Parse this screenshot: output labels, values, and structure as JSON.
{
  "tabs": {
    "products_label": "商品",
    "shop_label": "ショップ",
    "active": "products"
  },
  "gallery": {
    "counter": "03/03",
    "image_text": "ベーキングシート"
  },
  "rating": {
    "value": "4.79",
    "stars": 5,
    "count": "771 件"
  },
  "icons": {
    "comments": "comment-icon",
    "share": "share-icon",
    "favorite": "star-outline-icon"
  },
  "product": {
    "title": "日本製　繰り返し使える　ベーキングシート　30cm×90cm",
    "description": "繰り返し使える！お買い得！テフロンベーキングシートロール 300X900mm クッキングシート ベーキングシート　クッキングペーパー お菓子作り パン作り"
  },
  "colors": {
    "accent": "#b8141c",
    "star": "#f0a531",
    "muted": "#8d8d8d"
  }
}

■ **Exercise aim**: Restate the data above exactly, keeping each word as it stands.

■ **Final result**:
Parse this screenshot: output labels, values, and structure as JSON.
{
  "tabs": {
    "products_label": "商品",
    "shop_label": "ショップ",
    "active": "products"
  },
  "gallery": {
    "counter": "03/03",
    "image_text": "ベーキングシート"
  },
  "rating": {
    "value": "4.79",
    "stars": 5,
    "count": "771 件"
  },
  "icons": {
    "comments": "comment-icon",
    "share": "share-icon",
    "favorite": "star-outline-icon"
  },
  "product": {
    "title": "日本製　繰り返し使える　ベーキングシート　30cm×90cm",
    "description": "繰り返し使える！お買い得！テフロンベーキングシートロール 300X900mm クッキングシート ベーキングシート　クッキングペーパー お菓子作り パン作り"
  },
  "colors": {
    "accent": "#b8141c",
    "star": "#f0a531",
    "muted": "#8d8d8d"
  }
}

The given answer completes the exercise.